- Provided data:
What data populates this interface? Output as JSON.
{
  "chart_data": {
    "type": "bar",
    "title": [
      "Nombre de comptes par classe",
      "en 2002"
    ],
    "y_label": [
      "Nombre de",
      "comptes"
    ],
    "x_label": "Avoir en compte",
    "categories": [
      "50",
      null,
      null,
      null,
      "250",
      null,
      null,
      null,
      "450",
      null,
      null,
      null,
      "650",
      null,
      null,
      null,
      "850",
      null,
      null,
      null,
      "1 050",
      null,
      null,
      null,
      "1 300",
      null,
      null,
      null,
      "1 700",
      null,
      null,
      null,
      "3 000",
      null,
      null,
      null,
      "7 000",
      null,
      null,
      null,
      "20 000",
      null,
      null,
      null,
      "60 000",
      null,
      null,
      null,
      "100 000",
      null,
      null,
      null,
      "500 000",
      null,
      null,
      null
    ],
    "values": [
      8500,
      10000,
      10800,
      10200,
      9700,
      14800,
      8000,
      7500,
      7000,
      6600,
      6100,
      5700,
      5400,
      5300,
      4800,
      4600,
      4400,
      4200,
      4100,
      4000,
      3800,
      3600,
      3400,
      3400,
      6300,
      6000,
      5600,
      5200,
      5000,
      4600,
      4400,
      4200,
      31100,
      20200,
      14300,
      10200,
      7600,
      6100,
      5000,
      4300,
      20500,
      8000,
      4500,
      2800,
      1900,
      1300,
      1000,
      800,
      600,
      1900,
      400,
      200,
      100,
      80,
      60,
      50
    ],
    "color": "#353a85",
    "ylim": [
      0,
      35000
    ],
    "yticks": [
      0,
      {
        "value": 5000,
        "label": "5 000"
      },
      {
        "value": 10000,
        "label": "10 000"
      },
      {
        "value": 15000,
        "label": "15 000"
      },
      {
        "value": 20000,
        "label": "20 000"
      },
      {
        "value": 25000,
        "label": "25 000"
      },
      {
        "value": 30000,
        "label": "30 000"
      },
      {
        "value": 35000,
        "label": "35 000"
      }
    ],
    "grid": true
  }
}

- Task goal: Please quote the data above in full, with no line missing.

- The answer:
What data populates this interface? Output as JSON.
{
  "chart_data": {
    "type": "bar",
    "title": [
      "Nombre de comptes par classe",
      "en 2002"
    ],
    "y_label": [
      "Nombre de",
      "comptes"
    ],
    "x_label": "Avoir en compte",
    "categories": [
      "50",
      null,
      null,
      null,
      "250",
      null,
      null,
      null,
      "450",
      null,
      null,
      null,
      "650",
      null,
      null,
      null,
      "850",
      null,
      null,
      null,
      "1 050",
      null,
      null,
      null,
      "1 300",
      null,
      null,
      null,
      "1 700",
      null,
      null,
      null,
      "3 000",
      null,
      null,
      null,
      "7 000",
      null,
      null,
      null,
      "20 000",
      null,
      null,
      null,
      "60 000",
      null,
      null,
      null,
      "100 000",
      null,
      null,
      null,
      "500 000",
      null,
      null,
      null
    ],
    "values": [
      8500,
      10000,
      10800,
      10200,
      9700,
      14800,
      8000,
      7500,
      7000,
      6600,
      6100,
      5700,
      5400,
      5300,
      4800,
      4600,
      4400,
      4200,
      4100,
      4000,
      3800,
      3600,
      3400,
      3400,
      6300,
      6000,
      5600,
      5200,
      5000,
      4600,
      4400,
      4200,
      31100,
      20200,
      14300,
      10200,
      7600,
      6100,
      5000,
      4300,
      20500,
      8000,
      4500,
      2800,
      1900,
      1300,
      1000,
      800,
      600,
      1900,
      400,
      200,
      100,
      80,
      60,
      50
    ],
    "color": "#353a85",
    "ylim": [
      0,
      35000
    ],
    "yticks": [
      0,
      {
        "value": 5000,
        "label": "5 000"
      },
      {
        "value": 10000,
        "label": "10 000"
      },
      {
        "value": 15000,
        "label": "15 000"
      },
      {
        "value": 20000,
        "label": "20 000"
      },
      {
        "value": 25000,
        "label": "25 000"
      },
      {
        "value": 30000,
        "label": "30 000"
      },
      {
        "value": 35000,
        "label": "35 000"
      }
    ],
    "grid": true
  }
}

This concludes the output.